=== CHALLENGE ===
Return the records in full, exactly as given.

=== RECORDS TO USE ===
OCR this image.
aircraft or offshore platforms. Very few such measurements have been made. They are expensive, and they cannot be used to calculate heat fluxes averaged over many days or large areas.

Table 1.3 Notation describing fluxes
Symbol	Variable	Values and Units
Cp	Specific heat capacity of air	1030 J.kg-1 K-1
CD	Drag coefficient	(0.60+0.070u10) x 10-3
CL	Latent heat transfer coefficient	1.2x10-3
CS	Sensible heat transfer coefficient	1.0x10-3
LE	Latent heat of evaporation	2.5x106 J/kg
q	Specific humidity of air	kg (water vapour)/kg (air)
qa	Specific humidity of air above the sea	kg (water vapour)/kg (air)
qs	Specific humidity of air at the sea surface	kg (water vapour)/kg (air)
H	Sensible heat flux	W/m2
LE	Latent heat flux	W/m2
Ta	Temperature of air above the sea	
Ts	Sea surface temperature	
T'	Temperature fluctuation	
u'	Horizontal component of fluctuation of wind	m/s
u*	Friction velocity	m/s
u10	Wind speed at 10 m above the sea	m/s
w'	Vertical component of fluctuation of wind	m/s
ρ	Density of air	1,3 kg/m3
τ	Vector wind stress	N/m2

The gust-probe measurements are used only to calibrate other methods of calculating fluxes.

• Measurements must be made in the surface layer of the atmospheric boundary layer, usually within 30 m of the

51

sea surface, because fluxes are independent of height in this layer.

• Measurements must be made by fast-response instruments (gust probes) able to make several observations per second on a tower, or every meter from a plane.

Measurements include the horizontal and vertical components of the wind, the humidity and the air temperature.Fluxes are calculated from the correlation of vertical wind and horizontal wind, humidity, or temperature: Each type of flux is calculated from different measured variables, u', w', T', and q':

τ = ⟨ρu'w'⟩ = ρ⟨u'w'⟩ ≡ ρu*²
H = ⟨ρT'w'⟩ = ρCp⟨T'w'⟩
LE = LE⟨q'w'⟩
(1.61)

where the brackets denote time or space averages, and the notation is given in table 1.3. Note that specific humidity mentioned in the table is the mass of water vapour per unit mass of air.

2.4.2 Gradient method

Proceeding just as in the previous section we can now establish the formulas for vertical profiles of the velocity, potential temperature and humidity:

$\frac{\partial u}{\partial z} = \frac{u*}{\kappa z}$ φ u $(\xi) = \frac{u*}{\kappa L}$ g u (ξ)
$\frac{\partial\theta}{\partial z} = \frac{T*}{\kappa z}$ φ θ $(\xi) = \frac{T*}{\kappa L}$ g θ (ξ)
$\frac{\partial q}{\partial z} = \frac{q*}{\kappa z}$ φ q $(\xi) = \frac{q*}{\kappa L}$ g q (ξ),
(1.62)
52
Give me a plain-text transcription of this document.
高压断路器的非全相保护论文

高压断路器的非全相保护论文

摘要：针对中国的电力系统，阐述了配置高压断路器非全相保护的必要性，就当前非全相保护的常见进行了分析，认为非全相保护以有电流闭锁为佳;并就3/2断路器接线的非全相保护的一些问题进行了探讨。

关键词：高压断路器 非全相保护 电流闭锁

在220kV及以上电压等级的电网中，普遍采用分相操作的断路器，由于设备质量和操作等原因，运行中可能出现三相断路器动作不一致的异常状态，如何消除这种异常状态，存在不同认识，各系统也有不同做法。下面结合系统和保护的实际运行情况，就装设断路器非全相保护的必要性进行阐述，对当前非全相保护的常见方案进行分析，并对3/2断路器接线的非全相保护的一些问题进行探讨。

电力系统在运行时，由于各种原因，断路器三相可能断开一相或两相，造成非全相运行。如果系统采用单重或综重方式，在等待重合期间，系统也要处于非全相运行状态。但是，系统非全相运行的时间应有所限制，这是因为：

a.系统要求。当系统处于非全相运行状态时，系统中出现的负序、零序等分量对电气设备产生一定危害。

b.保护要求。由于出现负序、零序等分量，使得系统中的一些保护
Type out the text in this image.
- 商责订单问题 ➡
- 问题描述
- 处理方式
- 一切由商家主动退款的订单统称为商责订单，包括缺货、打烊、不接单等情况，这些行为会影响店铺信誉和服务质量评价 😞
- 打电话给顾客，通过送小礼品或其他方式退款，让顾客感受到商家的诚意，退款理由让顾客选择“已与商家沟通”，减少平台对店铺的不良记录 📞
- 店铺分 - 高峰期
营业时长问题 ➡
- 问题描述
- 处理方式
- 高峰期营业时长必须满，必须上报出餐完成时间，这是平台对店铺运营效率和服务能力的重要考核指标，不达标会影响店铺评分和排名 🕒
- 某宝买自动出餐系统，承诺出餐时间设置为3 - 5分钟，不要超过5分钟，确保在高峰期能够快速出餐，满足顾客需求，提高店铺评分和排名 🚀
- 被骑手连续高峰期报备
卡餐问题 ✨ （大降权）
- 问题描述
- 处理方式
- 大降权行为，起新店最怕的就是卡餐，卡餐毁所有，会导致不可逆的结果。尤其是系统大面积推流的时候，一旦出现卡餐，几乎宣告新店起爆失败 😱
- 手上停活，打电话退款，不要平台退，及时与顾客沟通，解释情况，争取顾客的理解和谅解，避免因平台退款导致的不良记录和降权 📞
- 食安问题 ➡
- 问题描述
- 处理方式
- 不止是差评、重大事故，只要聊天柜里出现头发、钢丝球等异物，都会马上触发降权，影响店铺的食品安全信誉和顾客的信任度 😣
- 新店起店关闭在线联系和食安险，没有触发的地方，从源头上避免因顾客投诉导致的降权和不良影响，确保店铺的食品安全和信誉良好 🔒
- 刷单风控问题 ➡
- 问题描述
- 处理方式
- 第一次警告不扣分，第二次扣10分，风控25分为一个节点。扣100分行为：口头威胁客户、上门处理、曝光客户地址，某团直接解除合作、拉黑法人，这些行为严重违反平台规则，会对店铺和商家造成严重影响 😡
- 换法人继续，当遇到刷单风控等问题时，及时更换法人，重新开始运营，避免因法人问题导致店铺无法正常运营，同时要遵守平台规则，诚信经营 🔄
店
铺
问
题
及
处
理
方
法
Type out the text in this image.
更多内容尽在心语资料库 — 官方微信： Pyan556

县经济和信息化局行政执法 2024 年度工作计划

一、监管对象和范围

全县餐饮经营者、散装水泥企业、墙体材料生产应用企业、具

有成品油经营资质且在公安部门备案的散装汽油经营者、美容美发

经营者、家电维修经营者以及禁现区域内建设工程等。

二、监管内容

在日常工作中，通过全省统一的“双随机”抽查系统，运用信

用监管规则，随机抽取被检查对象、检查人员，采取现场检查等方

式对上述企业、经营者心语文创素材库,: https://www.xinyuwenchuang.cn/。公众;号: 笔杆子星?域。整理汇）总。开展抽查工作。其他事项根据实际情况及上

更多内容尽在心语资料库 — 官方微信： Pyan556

=== FINAL RESULT ===
OCR this image.
aircraft or offshore platforms. Very few such measurements have been made. They are expensive, and they cannot be used to calculate heat fluxes averaged over many days or large areas.

Table 1.3 Notation describing fluxes
Symbol	Variable	Values and Units
Cp	Specific heat capacity of air	1030 J.kg-1 K-1
CD	Drag coefficient	(0.60+0.070u10) x 10-3
CL	Latent heat transfer coefficient	1.2x10-3
CS	Sensible heat transfer coefficient	1.0x10-3
LE	Latent heat of evaporation	2.5x106 J/kg
q	Specific humidity of air	kg (water vapour)/kg (air)
qa	Specific humidity of air above the sea	kg (water vapour)/kg (air)
qs	Specific humidity of air at the sea surface	kg (water vapour)/kg (air)
H	Sensible heat flux	W/m2
LE	Latent heat flux	W/m2
Ta	Temperature of air above the sea	
Ts	Sea surface temperature	
T'	Temperature fluctuation	
u'	Horizontal component of fluctuation of wind	m/s
u*	Friction velocity	m/s
u10	Wind speed at 10 m above the sea	m/s
w'	Vertical component of fluctuation of wind	m/s
ρ	Density of air	1,3 kg/m3
τ	Vector wind stress	N/m2

The gust-probe measurements are used only to calibrate other methods of calculating fluxes.

• Measurements must be made in the surface layer of the atmospheric boundary layer, usually within 30 m of the

51

sea surface, because fluxes are independent of height in this layer.

• Measurements must be made by fast-response instruments (gust probes) able to make several observations per second on a tower, or every meter from a plane.

Measurements include the horizontal and vertical components of the wind, the humidity and the air temperature.Fluxes are calculated from the correlation of vertical wind and horizontal wind, humidity, or temperature: Each type of flux is calculated from different measured variables, u', w', T', and q':

τ = ⟨ρu'w'⟩ = ρ⟨u'w'⟩ ≡ ρu*²
H = ⟨ρT'w'⟩ = ρCp⟨T'w'⟩
LE = LE⟨q'w'⟩
(1.61)

where the brackets denote time or space averages, and the notation is given in table 1.3. Note that specific humidity mentioned in the table is the mass of water vapour per unit mass of air.

2.4.2 Gradient method

Proceeding just as in the previous section we can now establish the formulas for vertical profiles of the velocity, potential temperature and humidity:

$\frac{\partial u}{\partial z} = \frac{u*}{\kappa z}$ φ u $(\xi) = \frac{u*}{\kappa L}$ g u (ξ)
$\frac{\partial\theta}{\partial z} = \frac{T*}{\kappa z}$ φ θ $(\xi) = \frac{T*}{\kappa L}$ g θ (ξ)
$\frac{\partial q}{\partial z} = \frac{q*}{\kappa z}$ φ q $(\xi) = \frac{q*}{\kappa L}$ g q (ξ),
(1.62)
52
Give me a plain-text transcription of this document.
高压断路器的非全相保护论文

高压断路器的非全相保护论文

摘要：针对中国的电力系统，阐述了配置高压断路器非全相保护的必要性，就当前非全相保护的常见进行了分析，认为非全相保护以有电流闭锁为佳;并就3/2断路器接线的非全相保护的一些问题进行了探讨。

关键词：高压断路器 非全相保护 电流闭锁

在220kV及以上电压等级的电网中，普遍采用分相操作的断路器，由于设备质量和操作等原因，运行中可能出现三相断路器动作不一致的异常状态，如何消除这种异常状态，存在不同认识，各系统也有不同做法。下面结合系统和保护的实际运行情况，就装设断路器非全相保护的必要性进行阐述，对当前非全相保护的常见方案进行分析，并对3/2断路器接线的非全相保护的一些问题进行探讨。

电力系统在运行时，由于各种原因，断路器三相可能断开一相或两相，造成非全相运行。如果系统采用单重或综重方式，在等待重合期间，系统也要处于非全相运行状态。但是，系统非全相运行的时间应有所限制，这是因为：

a.系统要求。当系统处于非全相运行状态时，系统中出现的负序、零序等分量对电气设备产生一定危害。

b.保护要求。由于出现负序、零序等分量，使得系统中的一些保护
Type out the text in this image.
- 商责订单问题 ➡
- 问题描述
- 处理方式
- 一切由商家主动退款的订单统称为商责订单，包括缺货、打烊、不接单等情况，这些行为会影响店铺信誉和服务质量评价 😞
- 打电话给顾客，通过送小礼品或其他方式退款，让顾客感受到商家的诚意，退款理由让顾客选择“已与商家沟通”，减少平台对店铺的不良记录 📞
- 店铺分 - 高峰期
营业时长问题 ➡
- 问题描述
- 处理方式
- 高峰期营业时长必须满，必须上报出餐完成时间，这是平台对店铺运营效率和服务能力的重要考核指标，不达标会影响店铺评分和排名 🕒
- 某宝买自动出餐系统，承诺出餐时间设置为3 - 5分钟，不要超过5分钟，确保在高峰期能够快速出餐，满足顾客需求，提高店铺评分和排名 🚀
- 被骑手连续高峰期报备
卡餐问题 ✨ （大降权）
- 问题描述
- 处理方式
- 大降权行为，起新店最怕的就是卡餐，卡餐毁所有，会导致不可逆的结果。尤其是系统大面积推流的时候，一旦出现卡餐，几乎宣告新店起爆失败 😱
- 手上停活，打电话退款，不要平台退，及时与顾客沟通，解释情况，争取顾客的理解和谅解，避免因平台退款导致的不良记录和降权 📞
- 食安问题 ➡
- 问题描述
- 处理方式
- 不止是差评、重大事故，只要聊天柜里出现头发、钢丝球等异物，都会马上触发降权，影响店铺的食品安全信誉和顾客的信任度 😣
- 新店起店关闭在线联系和食安险，没有触发的地方，从源头上避免因顾客投诉导致的降权和不良影响，确保店铺的食品安全和信誉良好 🔒
- 刷单风控问题 ➡
- 问题描述
- 处理方式
- 第一次警告不扣分，第二次扣10分，风控25分为一个节点。扣100分行为：口头威胁客户、上门处理、曝光客户地址，某团直接解除合作、拉黑法人，这些行为严重违反平台规则，会对店铺和商家造成严重影响 😡
- 换法人继续，当遇到刷单风控等问题时，及时更换法人，重新开始运营，避免因法人问题导致店铺无法正常运营，同时要遵守平台规则，诚信经营 🔄
店
铺
问
题
及
处
理
方
法
Type out the text in this image.
更多内容尽在心语资料库 — 官方微信： Pyan556

县经济和信息化局行政执法 2024 年度工作计划

一、监管对象和范围

全县餐饮经营者、散装水泥企业、墙体材料生产应用企业、具

有成品油经营资质且在公安部门备案的散装汽油经营者、美容美发

经营者、家电维修经营者以及禁现区域内建设工程等。

二、监管内容

在日常工作中，通过全省统一的“双随机”抽查系统，运用信

用监管规则，随机抽取被检查对象、检查人员，采取现场检查等方

式对上述企业、经营者心语文创素材库,: https://www.xinyuwenchuang.cn/。公众;号: 笔杆子星?域。整理汇）总。开展抽查工作。其他事项根据实际情况及上

更多内容尽在心语资料库 — 官方微信： Pyan556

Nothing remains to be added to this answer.